→ **EXERCISE GOAL**: Below are some records. Say how many of their lines contain the string "July", and give nothing but the number.

Stored data:
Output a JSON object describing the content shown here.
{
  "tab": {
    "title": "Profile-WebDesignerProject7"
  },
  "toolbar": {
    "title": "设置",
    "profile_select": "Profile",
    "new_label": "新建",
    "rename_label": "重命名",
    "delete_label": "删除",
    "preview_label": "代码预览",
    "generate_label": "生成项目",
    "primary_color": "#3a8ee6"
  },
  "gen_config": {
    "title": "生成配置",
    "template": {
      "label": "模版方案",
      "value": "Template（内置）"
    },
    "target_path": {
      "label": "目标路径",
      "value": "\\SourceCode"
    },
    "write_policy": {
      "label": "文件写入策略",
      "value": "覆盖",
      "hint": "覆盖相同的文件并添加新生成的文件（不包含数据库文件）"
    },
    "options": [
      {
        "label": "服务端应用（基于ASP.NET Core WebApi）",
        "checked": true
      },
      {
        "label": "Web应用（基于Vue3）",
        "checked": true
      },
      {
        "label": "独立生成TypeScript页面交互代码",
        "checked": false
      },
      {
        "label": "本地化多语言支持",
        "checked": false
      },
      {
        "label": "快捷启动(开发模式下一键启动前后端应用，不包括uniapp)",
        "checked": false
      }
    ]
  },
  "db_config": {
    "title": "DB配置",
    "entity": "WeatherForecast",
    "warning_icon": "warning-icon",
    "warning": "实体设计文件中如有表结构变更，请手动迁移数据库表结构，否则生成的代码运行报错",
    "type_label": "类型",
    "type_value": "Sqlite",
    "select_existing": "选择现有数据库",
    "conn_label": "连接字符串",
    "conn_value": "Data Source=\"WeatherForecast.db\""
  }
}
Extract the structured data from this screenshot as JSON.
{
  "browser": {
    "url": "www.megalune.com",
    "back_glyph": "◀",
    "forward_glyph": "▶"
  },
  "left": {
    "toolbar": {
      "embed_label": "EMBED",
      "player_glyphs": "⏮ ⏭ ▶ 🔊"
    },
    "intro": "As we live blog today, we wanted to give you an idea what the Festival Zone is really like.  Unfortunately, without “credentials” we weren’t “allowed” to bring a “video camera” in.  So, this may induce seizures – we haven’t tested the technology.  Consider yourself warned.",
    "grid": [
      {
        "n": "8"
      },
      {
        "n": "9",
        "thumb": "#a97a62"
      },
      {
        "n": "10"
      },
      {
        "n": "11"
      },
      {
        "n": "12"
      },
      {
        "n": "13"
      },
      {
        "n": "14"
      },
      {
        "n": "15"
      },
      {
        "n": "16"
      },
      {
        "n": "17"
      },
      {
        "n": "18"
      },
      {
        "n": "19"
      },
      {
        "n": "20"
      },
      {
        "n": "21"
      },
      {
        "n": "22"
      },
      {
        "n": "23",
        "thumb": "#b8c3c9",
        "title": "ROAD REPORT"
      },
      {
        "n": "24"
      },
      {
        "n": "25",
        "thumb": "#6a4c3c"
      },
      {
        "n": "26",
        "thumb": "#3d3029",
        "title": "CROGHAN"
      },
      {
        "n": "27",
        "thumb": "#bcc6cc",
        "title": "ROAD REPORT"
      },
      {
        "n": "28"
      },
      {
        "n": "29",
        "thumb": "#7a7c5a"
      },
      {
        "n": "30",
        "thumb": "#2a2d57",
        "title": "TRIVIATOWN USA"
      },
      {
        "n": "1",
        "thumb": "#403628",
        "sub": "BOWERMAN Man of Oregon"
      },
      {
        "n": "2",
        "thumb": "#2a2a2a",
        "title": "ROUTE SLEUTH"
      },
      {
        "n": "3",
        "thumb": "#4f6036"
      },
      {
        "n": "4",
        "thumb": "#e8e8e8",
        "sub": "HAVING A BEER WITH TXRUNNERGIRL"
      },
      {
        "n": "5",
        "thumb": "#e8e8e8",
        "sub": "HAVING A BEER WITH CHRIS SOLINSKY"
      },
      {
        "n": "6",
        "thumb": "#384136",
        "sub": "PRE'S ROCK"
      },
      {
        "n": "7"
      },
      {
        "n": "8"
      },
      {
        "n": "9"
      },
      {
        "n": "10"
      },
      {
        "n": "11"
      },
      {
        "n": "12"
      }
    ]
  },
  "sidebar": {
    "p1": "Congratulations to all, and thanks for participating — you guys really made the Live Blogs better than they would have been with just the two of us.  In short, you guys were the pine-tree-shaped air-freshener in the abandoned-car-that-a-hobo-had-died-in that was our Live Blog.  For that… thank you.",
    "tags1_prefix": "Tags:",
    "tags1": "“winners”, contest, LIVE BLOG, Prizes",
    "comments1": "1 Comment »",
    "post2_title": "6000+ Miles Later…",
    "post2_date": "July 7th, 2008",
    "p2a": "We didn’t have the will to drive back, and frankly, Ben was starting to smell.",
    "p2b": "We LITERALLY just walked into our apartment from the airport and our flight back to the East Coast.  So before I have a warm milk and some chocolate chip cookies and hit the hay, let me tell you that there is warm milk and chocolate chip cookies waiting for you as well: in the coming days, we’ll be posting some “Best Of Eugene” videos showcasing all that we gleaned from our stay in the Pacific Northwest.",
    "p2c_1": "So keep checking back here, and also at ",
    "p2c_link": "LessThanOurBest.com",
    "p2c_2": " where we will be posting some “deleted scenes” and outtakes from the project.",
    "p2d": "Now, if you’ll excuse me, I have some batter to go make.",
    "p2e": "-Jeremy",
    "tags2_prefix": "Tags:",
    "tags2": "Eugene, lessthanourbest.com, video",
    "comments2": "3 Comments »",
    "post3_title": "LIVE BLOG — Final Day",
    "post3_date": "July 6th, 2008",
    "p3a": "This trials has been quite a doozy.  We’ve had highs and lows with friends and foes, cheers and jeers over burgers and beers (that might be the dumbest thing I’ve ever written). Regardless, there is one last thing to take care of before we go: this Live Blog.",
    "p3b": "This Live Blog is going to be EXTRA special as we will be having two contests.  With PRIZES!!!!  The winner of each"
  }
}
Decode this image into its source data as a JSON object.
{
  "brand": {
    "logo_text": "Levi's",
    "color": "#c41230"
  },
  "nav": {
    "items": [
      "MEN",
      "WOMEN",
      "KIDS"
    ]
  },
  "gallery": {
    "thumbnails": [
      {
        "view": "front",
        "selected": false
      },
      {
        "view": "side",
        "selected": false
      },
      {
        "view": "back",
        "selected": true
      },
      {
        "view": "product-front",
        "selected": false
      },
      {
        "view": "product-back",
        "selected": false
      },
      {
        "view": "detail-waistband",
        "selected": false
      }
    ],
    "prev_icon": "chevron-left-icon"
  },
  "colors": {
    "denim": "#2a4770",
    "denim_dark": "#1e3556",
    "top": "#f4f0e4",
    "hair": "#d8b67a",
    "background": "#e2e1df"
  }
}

→ **SOLVED PROBLEM**: 2